> **STATED EXERCISE**:
Locate all lines with the word "this" and copy them out.

> **SUPPLIED DATA**:

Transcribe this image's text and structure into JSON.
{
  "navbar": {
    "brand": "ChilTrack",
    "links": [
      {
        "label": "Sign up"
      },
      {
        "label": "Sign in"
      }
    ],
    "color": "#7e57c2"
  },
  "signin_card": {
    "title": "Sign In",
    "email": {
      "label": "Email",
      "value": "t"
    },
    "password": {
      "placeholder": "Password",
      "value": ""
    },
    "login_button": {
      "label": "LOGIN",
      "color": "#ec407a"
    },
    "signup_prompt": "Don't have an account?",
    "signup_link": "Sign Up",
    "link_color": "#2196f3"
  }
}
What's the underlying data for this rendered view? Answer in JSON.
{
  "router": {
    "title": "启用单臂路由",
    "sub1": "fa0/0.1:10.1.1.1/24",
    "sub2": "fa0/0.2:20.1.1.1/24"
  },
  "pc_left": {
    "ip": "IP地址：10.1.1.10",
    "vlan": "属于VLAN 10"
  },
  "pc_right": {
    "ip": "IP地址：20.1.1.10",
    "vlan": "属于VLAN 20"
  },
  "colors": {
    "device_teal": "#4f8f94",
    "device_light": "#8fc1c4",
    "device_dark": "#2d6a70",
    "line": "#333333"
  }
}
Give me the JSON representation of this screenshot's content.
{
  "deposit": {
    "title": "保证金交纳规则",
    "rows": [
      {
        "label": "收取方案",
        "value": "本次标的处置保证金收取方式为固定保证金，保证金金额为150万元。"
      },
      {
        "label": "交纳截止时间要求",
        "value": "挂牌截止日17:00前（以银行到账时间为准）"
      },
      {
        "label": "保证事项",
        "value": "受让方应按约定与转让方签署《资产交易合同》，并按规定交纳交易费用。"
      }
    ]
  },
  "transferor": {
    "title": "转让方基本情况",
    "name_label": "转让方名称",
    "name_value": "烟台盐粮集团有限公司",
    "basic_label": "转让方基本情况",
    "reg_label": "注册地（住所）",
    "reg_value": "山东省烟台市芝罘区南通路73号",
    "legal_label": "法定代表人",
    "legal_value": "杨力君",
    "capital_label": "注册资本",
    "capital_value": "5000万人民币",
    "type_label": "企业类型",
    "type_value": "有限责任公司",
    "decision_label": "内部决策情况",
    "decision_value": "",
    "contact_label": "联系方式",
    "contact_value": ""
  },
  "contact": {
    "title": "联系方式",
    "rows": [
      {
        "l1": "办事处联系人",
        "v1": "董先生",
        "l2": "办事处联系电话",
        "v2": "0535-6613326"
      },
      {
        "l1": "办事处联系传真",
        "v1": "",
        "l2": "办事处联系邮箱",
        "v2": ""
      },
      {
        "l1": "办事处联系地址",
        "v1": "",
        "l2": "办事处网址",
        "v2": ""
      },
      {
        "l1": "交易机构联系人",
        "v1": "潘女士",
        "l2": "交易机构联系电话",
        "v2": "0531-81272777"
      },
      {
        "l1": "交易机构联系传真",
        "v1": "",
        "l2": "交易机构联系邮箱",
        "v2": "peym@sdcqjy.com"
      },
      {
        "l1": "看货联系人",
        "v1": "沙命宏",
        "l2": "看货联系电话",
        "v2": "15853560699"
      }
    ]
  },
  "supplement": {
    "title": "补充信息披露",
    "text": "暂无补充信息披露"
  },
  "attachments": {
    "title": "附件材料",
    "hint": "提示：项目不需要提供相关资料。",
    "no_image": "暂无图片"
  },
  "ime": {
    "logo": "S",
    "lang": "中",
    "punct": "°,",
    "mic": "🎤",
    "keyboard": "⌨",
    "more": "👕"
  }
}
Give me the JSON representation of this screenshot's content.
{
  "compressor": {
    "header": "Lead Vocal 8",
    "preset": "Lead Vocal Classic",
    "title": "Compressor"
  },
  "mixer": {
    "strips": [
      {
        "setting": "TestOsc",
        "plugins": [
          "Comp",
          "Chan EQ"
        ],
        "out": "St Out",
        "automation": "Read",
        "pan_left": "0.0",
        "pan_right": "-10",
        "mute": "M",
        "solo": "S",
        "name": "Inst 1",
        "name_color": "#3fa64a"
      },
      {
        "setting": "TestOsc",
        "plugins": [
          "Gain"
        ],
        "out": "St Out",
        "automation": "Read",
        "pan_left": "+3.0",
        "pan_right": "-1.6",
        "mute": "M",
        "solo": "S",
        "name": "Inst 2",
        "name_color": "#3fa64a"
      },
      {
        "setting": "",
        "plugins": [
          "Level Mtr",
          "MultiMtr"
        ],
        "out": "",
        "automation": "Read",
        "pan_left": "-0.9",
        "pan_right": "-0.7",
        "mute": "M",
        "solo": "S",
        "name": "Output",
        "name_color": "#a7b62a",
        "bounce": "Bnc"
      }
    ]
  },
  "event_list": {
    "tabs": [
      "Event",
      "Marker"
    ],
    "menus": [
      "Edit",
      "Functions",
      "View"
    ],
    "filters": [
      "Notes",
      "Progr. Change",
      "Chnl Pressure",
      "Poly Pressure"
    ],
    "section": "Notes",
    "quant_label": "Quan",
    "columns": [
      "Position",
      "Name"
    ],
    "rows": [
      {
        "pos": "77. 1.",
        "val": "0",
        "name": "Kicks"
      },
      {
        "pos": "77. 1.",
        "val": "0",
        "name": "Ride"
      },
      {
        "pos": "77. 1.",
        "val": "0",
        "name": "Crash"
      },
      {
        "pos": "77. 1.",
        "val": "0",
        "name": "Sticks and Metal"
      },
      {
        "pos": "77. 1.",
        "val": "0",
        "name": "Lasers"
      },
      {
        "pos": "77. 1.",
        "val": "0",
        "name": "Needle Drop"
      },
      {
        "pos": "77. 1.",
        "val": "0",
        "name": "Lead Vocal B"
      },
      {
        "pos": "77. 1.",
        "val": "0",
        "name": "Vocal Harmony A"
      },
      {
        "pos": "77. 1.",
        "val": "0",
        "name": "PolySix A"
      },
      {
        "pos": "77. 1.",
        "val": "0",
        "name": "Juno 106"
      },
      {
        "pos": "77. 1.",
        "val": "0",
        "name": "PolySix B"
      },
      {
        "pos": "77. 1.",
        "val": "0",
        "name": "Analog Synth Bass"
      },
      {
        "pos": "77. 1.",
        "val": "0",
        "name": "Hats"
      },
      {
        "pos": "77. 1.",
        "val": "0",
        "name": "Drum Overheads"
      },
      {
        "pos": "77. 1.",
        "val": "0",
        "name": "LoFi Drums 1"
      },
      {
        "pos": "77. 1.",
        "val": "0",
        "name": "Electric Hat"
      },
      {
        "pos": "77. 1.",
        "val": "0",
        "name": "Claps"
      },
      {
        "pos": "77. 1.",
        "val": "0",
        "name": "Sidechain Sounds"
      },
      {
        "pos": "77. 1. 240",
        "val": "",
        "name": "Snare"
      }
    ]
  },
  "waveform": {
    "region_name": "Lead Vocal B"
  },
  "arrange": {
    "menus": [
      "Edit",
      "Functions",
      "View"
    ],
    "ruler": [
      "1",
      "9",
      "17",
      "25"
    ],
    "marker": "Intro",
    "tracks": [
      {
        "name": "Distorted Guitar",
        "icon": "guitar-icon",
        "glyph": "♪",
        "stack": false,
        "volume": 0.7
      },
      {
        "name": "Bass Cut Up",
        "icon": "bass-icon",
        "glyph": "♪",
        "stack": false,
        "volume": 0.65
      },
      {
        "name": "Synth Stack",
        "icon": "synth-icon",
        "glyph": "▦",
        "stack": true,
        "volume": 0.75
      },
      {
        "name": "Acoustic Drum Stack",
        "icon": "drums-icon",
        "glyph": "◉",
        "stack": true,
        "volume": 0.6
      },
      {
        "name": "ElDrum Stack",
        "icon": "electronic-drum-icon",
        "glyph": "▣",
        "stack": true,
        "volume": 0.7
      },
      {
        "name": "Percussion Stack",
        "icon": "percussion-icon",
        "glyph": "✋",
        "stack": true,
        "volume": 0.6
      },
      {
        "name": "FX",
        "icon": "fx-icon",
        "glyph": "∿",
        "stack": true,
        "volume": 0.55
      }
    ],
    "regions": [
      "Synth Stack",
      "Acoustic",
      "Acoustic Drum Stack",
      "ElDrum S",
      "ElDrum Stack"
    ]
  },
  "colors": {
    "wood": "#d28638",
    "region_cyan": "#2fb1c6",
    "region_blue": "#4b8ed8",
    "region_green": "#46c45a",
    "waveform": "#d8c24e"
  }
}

> **WRITTEN SOLUTION**:
Transcribe this image's text and structure into JSON.
What's the underlying data for this rendered view? Answer in JSON.
Give me the JSON representation of this screenshot's content.
Give me the JSON representation of this screenshot's content.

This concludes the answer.